GOAL
Copy each line exactly. Leave nothing out.
===== AVAILABLE RECORDS
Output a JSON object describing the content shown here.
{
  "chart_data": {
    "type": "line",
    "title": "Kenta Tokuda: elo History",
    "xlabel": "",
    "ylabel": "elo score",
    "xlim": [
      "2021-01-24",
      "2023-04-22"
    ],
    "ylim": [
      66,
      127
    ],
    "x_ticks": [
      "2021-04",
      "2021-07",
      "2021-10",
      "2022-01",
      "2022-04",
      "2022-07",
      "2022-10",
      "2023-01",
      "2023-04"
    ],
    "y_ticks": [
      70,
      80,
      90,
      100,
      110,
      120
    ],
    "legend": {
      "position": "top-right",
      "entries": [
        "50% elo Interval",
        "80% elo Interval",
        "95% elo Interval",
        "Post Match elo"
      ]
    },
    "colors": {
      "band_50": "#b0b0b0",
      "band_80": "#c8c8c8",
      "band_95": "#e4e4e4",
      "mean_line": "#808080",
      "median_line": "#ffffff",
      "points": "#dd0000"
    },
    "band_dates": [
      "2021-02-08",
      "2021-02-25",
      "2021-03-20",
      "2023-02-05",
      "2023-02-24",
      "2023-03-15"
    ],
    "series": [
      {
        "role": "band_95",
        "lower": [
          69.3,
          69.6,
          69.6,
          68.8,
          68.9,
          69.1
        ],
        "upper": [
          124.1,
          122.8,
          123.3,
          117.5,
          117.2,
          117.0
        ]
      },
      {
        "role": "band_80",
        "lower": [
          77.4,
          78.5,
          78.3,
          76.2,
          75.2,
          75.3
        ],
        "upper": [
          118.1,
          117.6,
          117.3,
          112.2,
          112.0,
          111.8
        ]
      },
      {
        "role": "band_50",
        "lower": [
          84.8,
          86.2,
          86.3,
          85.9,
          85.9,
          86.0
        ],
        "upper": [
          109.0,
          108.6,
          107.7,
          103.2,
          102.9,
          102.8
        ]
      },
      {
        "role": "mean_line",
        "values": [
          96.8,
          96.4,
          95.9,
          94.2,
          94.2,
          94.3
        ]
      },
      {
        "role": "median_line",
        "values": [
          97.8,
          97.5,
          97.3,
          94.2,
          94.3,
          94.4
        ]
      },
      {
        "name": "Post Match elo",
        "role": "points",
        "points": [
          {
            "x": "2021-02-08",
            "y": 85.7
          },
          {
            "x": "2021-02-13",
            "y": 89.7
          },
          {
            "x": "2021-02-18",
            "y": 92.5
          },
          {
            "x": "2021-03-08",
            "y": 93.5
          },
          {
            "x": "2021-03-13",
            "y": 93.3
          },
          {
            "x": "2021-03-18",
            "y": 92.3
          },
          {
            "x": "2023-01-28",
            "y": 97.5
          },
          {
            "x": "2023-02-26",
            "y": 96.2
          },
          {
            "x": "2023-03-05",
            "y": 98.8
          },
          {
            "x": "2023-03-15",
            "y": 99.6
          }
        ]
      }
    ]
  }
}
==========
OUTPUT FOR THIS EXERCISE
Output a JSON object describing the content shown here.
{
  "chart_data": {
    "type": "line",
    "title": "Kenta Tokuda: elo History",
    "xlabel": "",
    "ylabel": "elo score",
    "xlim": [
      "2021-01-24",
      "2023-04-22"
    ],
    "ylim": [
      66,
      127
    ],
    "x_ticks": [
      "2021-04",
      "2021-07",
      "2021-10",
      "2022-01",
      "2022-04",
      "2022-07",
      "2022-10",
      "2023-01",
      "2023-04"
    ],
    "y_ticks": [
      70,
      80,
      90,
      100,
      110,
      120
    ],
    "legend": {
      "position": "top-right",
      "entries": [
        "50% elo Interval",
        "80% elo Interval",
        "95% elo Interval",
        "Post Match elo"
      ]
    },
    "colors": {
      "band_50": "#b0b0b0",
      "band_80": "#c8c8c8",
      "band_95": "#e4e4e4",
      "mean_line": "#808080",
      "median_line": "#ffffff",
      "points": "#dd0000"
    },
    "band_dates": [
      "2021-02-08",
      "2021-02-25",
      "2021-03-20",
      "2023-02-05",
      "2023-02-24",
      "2023-03-15"
    ],
    "series": [
      {
        "role": "band_95",
        "lower": [
          69.3,
          69.6,
          69.6,
          68.8,
          68.9,
          69.1
        ],
        "upper": [
          124.1,
          122.8,
          123.3,
          117.5,
          117.2,
          117.0
        ]
      },
      {
        "role": "band_80",
        "lower": [
          77.4,
          78.5,
          78.3,
          76.2,
          75.2,
          75.3
        ],
        "upper": [
          118.1,
          117.6,
          117.3,
          112.2,
          112.0,
          111.8
        ]
      },
      {
        "role": "band_50",
        "lower": [
          84.8,
          86.2,
          86.3,
          85.9,
          85.9,
          86.0
        ],
        "upper": [
          109.0,
          108.6,
          107.7,
          103.2,
          102.9,
          102.8
        ]
      },
      {
        "role": "mean_line",
        "values": [
          96.8,
          96.4,
          95.9,
          94.2,
          94.2,
          94.3
        ]
      },
      {
        "role": "median_line",
        "values": [
          97.8,
          97.5,
          97.3,
          94.2,
          94.3,
          94.4
        ]
      },
      {
        "name": "Post Match elo",
        "role": "points",
        "points": [
          {
            "x": "2021-02-08",
            "y": 85.7
          },
          {
            "x": "2021-02-13",
            "y": 89.7
          },
          {
            "x": "2021-02-18",
            "y": 92.5
          },
          {
            "x": "2021-03-08",
            "y": 93.5
          },
          {
            "x": "2021-03-13",
            "y": 93.3
          },
          {
            "x": "2021-03-18",
            "y": 92.3
          },
          {
            "x": "2023-01-28",
            "y": 97.5
          },
          {
            "x": "2023-02-26",
            "y": 96.2
          },
          {
            "x": "2023-03-05",
            "y": 98.8
          },
          {
            "x": "2023-03-15",
            "y": 99.6
          }
        ]
      }
    ]
  }
}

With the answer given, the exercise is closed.